→ EXERCISE: Each line from the one that contains "Output the text content of this document." to the end of the material must be set down exactly, and no line before it.

→ RECORDS PROVIDED:
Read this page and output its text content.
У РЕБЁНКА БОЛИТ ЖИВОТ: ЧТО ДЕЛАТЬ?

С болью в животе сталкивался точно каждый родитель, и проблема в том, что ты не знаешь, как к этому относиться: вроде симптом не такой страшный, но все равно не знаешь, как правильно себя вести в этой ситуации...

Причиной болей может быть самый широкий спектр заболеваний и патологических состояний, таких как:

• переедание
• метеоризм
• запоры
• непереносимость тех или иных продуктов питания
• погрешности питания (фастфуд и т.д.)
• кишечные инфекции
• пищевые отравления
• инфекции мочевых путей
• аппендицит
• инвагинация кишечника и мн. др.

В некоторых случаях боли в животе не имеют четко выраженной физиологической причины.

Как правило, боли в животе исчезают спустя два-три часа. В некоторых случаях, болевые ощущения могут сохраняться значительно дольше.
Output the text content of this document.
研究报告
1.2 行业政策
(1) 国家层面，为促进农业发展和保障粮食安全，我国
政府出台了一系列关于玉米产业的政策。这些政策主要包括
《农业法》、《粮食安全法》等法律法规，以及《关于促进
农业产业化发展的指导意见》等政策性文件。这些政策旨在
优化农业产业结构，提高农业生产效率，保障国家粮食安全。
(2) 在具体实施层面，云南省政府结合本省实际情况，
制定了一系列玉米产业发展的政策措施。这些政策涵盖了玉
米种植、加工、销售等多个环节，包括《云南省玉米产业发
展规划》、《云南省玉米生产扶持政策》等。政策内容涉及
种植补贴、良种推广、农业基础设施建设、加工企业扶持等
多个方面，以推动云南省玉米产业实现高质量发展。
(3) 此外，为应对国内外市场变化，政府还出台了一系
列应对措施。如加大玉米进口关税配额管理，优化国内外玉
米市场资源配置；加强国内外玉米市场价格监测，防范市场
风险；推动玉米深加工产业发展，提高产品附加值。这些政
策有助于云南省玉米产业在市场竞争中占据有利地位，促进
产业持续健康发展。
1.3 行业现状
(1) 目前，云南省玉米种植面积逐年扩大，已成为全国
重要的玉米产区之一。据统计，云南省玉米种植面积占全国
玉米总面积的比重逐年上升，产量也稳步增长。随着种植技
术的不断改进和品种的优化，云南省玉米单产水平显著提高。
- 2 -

→ RESPONSE TO THIS EXERCISE:
Output the text content of this document.
研究报告
1.2 行业政策
(1) 国家层面，为促进农业发展和保障粮食安全，我国
政府出台了一系列关于玉米产业的政策。这些政策主要包括
《农业法》、《粮食安全法》等法律法规，以及《关于促进
农业产业化发展的指导意见》等政策性文件。这些政策旨在
优化农业产业结构，提高农业生产效率，保障国家粮食安全。
(2) 在具体实施层面，云南省政府结合本省实际情况，
制定了一系列玉米产业发展的政策措施。这些政策涵盖了玉
米种植、加工、销售等多个环节，包括《云南省玉米产业发
展规划》、《云南省玉米生产扶持政策》等。政策内容涉及
种植补贴、良种推广、农业基础设施建设、加工企业扶持等
多个方面，以推动云南省玉米产业实现高质量发展。
(3) 此外，为应对国内外市场变化，政府还出台了一系
列应对措施。如加大玉米进口关税配额管理，优化国内外玉
米市场资源配置；加强国内外玉米市场价格监测，防范市场
风险；推动玉米深加工产业发展，提高产品附加值。这些政
策有助于云南省玉米产业在市场竞争中占据有利地位，促进
产业持续健康发展。
1.3 行业现状
(1) 目前，云南省玉米种植面积逐年扩大，已成为全国
重要的玉米产区之一。据统计，云南省玉米种植面积占全国
玉米总面积的比重逐年上升，产量也稳步增长。随着种植技
术的不断改进和品种的优化，云南省玉米单产水平显著提高。
- 2 -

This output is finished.